— START Source extract —

Section 2.02. Termination of Participation. A Participant has no further right to defer Compensation under the Plan upon a Separation from Service (provided that any Compensation paid after such Separation from Service occurs shall be deferred according to the Participant’s election then in effect) or upon receipt of written notice of revocation by the Administrator (based on government regulations) of an associate’s status as an Eligible Associate. Such revocations are effective only upon the January 1 following the date that the associate is provided such written notice. If a Participant Separates from Service and subsequently returns to service with the Company or an Affiliate, he shall be treated as a new associate for all Plan purposes; provided that if he returns to service within the same calendar year, his or her Deferred Compensation Election Form in effect for such year shall automatically be reinstated.

 

Section 2.03. Deferred Compensation Election Forms.

— END Source extract —
— START Data section —

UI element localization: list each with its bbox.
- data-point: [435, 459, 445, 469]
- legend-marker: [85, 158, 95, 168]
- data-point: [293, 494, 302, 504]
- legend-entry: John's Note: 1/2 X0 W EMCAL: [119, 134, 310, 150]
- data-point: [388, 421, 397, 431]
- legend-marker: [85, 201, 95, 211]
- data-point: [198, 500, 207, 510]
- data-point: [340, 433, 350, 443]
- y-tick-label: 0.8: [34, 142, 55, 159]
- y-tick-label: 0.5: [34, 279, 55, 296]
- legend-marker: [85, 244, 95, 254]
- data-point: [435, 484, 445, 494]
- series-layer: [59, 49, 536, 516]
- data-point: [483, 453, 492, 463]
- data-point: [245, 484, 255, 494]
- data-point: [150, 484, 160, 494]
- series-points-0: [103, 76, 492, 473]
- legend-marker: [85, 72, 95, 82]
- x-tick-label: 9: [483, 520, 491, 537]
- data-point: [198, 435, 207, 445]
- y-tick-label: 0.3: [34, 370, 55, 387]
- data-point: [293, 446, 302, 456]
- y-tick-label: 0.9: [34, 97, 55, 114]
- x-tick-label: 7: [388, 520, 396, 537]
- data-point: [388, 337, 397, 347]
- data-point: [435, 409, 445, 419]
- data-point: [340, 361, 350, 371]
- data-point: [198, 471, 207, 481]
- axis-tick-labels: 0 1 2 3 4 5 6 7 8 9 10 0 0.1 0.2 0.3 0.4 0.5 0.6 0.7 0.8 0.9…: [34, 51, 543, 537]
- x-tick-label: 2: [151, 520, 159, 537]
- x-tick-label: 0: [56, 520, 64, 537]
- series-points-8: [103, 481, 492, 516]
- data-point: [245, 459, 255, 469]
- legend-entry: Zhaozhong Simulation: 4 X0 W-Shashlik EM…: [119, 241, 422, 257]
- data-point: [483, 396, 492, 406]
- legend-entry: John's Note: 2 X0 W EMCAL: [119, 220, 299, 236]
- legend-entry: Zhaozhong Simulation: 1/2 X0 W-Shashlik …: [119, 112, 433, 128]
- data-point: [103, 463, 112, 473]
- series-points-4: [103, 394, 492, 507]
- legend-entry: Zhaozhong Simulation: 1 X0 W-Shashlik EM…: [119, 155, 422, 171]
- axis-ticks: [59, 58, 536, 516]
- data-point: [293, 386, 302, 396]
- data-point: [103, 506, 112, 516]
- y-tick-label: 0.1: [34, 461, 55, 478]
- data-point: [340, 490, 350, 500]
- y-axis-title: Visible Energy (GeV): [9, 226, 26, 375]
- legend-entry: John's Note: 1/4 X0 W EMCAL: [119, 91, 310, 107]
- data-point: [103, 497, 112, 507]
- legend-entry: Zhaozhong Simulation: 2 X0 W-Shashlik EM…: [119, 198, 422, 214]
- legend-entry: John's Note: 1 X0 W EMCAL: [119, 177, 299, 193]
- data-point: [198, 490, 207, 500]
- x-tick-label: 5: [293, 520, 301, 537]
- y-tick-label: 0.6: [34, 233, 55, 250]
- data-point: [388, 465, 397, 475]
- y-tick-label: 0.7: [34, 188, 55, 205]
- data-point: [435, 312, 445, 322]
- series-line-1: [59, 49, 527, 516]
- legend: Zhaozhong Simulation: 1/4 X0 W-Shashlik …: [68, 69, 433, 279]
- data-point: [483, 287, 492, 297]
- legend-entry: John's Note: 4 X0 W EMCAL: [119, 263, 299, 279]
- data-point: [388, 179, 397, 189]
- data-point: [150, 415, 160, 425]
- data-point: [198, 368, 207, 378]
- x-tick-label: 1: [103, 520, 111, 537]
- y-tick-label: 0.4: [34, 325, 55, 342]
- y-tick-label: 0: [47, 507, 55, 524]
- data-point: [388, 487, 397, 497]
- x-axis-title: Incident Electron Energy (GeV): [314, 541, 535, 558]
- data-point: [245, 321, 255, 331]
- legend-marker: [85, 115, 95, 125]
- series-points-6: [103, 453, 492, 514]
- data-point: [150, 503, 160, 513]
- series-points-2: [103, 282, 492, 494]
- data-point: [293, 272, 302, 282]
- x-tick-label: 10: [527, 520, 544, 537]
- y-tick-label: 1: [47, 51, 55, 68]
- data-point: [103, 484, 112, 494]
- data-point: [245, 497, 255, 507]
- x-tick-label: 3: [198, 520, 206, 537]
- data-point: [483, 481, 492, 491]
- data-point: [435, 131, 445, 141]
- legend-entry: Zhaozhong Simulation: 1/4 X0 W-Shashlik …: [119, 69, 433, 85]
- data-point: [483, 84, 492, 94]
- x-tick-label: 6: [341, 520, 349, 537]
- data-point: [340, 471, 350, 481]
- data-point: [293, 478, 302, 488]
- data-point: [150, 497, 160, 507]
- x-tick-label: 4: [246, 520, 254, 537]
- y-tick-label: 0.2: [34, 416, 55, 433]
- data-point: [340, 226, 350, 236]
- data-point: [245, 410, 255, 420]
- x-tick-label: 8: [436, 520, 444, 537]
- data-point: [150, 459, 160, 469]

— END Data section —

**The request:** Proceed with the deferred compensation plan excerpt from the point where it stops, writing the text that follows its final heading.

**Output for this exercise:**
(a)          An Eligible Associate shall commence participation by executing a Deferred Compensation Election Form that shall be effective:

 

(i)For all Participants other than late entrants, as of the first payroll period beginning on or after the first day of the calendar year following the calendar year in which the Election Form is completed and placed on file with the Administrator; and

 

(ii)For Participants who are late entrants, as of the first payroll period beginning on or after their initial participation date of February 1. A Participant who is a late entrant shall not be eligible to defer Compensation payable under an annual bonus award that is in effect during the first year of participation.

 

An election for a calendar year (or the remainder thereof for a late entrant) shall apply to base salary payable for the last pay period ending on or before the last day of such calendar year, even if payment is made in the following year. However, with regard to the last payroll period of a calendar year that ends after December 31, the base salary payable for such payroll period shall be deemed compensation in the year paid. For example, base salary payable for the payroll period beginning December 29, 2008 and ending January 2, 2009, shall be considered base salary payable for 2009 (even though some of such base salary was earned in 2008) and thus shall be subject to the deferral election in effect for 2009.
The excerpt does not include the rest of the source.